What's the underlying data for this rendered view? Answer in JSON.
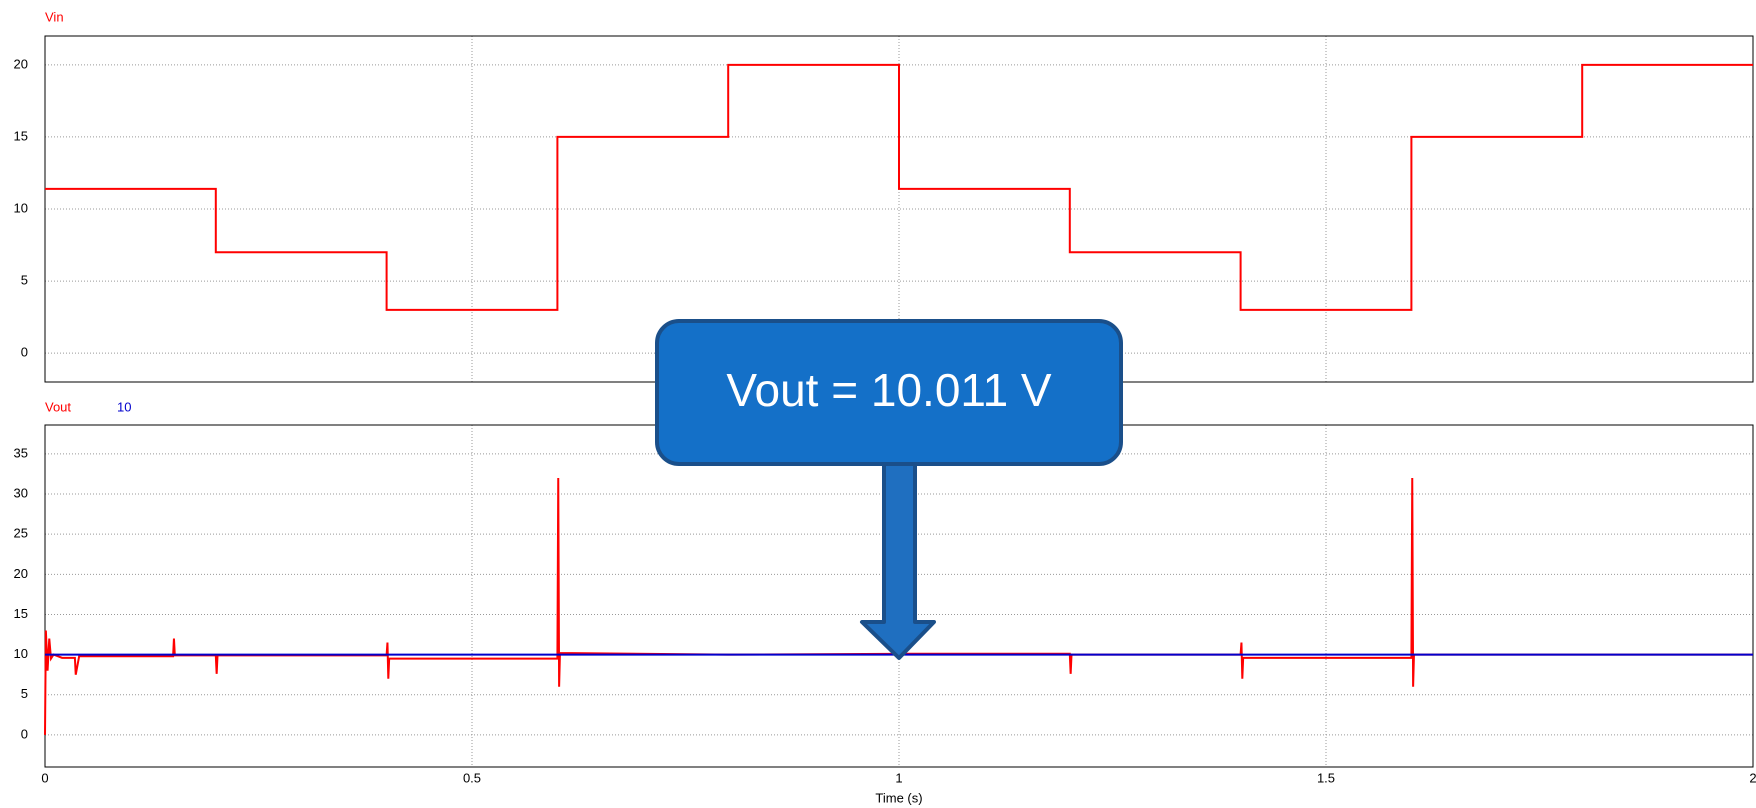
{
  "chart_data": [
    {
      "type": "line",
      "xlim": [
        0,
        2
      ],
      "xticks": [
        0,
        0.5,
        1,
        1.5,
        2
      ],
      "ylim": [
        -2,
        22
      ],
      "yticks": [
        0,
        5,
        10,
        15,
        20
      ],
      "grid": true,
      "series": [
        {
          "name": "Vin",
          "color": "#ff0000",
          "x": [
            0,
            0.2,
            0.2,
            0.4,
            0.4,
            0.6,
            0.6,
            0.8,
            0.8,
            1.0,
            1.0,
            1.2,
            1.2,
            1.4,
            1.4,
            1.6,
            1.6,
            1.8,
            1.8,
            2.0
          ],
          "values": [
            11.4,
            11.4,
            7,
            7,
            3,
            3,
            15,
            15,
            20,
            20,
            11.4,
            11.4,
            7,
            7,
            3,
            3,
            15,
            15,
            20,
            20
          ]
        }
      ]
    },
    {
      "type": "line",
      "xlim": [
        0,
        2
      ],
      "xticks": [
        0,
        0.5,
        1,
        1.5,
        2
      ],
      "ylim": [
        -4,
        38.6
      ],
      "yticks": [
        0,
        5,
        10,
        15,
        20,
        25,
        30,
        35
      ],
      "grid": true,
      "xlabel": "Time (s)",
      "annotation": "Vout = 10.011 V",
      "series": [
        {
          "name": "Vout",
          "color": "#ff0000",
          "x": [
            0,
            0.001,
            0.003,
            0.005,
            0.007,
            0.01,
            0.02,
            0.035,
            0.036,
            0.04,
            0.15,
            0.151,
            0.152,
            0.2,
            0.201,
            0.202,
            0.4,
            0.401,
            0.402,
            0.403,
            0.6,
            0.601,
            0.602,
            0.603,
            0.8,
            1.0,
            1.2,
            1.201,
            1.202,
            1.4,
            1.401,
            1.402,
            1.403,
            1.6,
            1.601,
            1.602,
            1.603,
            1.8,
            2.0
          ],
          "values": [
            0,
            13,
            8,
            12,
            9.5,
            10,
            9.6,
            9.6,
            7.5,
            9.8,
            9.8,
            12,
            9.9,
            9.9,
            7.6,
            9.9,
            9.9,
            11.5,
            7,
            9.5,
            9.5,
            32,
            6,
            10.2,
            10,
            10.1,
            10.1,
            7.6,
            10,
            10,
            11.5,
            7,
            9.6,
            9.6,
            32,
            6,
            10,
            10,
            10
          ]
        },
        {
          "name": "10",
          "color": "#0000cc",
          "x": [
            0,
            2
          ],
          "values": [
            10,
            10
          ]
        }
      ]
    }
  ]
}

# # # # #

• Exercise aim
Repeat the material above verbatim. Leave the pictures behind.

• Worked solution
What's the underlying data for this rendered view? Answer in JSON.
{
  "chart_data": [
    {
      "type": "line",
      "xlim": [
        0,
        2
      ],
      "xticks": [
        0,
        0.5,
        1,
        1.5,
        2
      ],
      "ylim": [
        -2,
        22
      ],
      "yticks": [
        0,
        5,
        10,
        15,
        20
      ],
      "grid": true,
      "series": [
        {
          "name": "Vin",
          "color": "#ff0000",
          "x": [
            0,
            0.2,
            0.2,
            0.4,
            0.4,
            0.6,
            0.6,
            0.8,
            0.8,
            1.0,
            1.0,
            1.2,
            1.2,
            1.4,
            1.4,
            1.6,
            1.6,
            1.8,
            1.8,
            2.0
          ],
          "values": [
            11.4,
            11.4,
            7,
            7,
            3,
            3,
            15,
            15,
            20,
            20,
            11.4,
            11.4,
            7,
            7,
            3,
            3,
            15,
            15,
            20,
            20
          ]
        }
      ]
    },
    {
      "type": "line",
      "xlim": [
        0,
        2
      ],
      "xticks": [
        0,
        0.5,
        1,
        1.5,
        2
      ],
      "ylim": [
        -4,
        38.6
      ],
      "yticks": [
        0,
        5,
        10,
        15,
        20,
        25,
        30,
        35
      ],
      "grid": true,
      "xlabel": "Time (s)",
      "annotation": "Vout = 10.011 V",
      "series": [
        {
          "name": "Vout",
          "color": "#ff0000",
          "x": [
            0,
            0.001,
            0.003,
            0.005,
            0.007,
            0.01,
            0.02,
            0.035,
            0.036,
            0.04,
            0.15,
            0.151,
            0.152,
            0.2,
            0.201,
            0.202,
            0.4,
            0.401,
            0.402,
            0.403,
            0.6,
            0.601,
            0.602,
            0.603,
            0.8,
            1.0,
            1.2,
            1.201,
            1.202,
            1.4,
            1.401,
            1.402,
            1.403,
            1.6,
            1.601,
            1.602,
            1.603,
            1.8,
            2.0
          ],
          "values": [
            0,
            13,
            8,
            12,
            9.5,
            10,
            9.6,
            9.6,
            7.5,
            9.8,
            9.8,
            12,
            9.9,
            9.9,
            7.6,
            9.9,
            9.9,
            11.5,
            7,
            9.5,
            9.5,
            32,
            6,
            10.2,
            10,
            10.1,
            10.1,
            7.6,
            10,
            10,
            11.5,
            7,
            9.6,
            9.6,
            32,
            6,
            10,
            10,
            10
          ]
        },
        {
          "name": "10",
          "color": "#0000cc",
          "x": [
            0,
            2
          ],
          "values": [
            10,
            10
          ]
        }
      ]
    }
  ]
}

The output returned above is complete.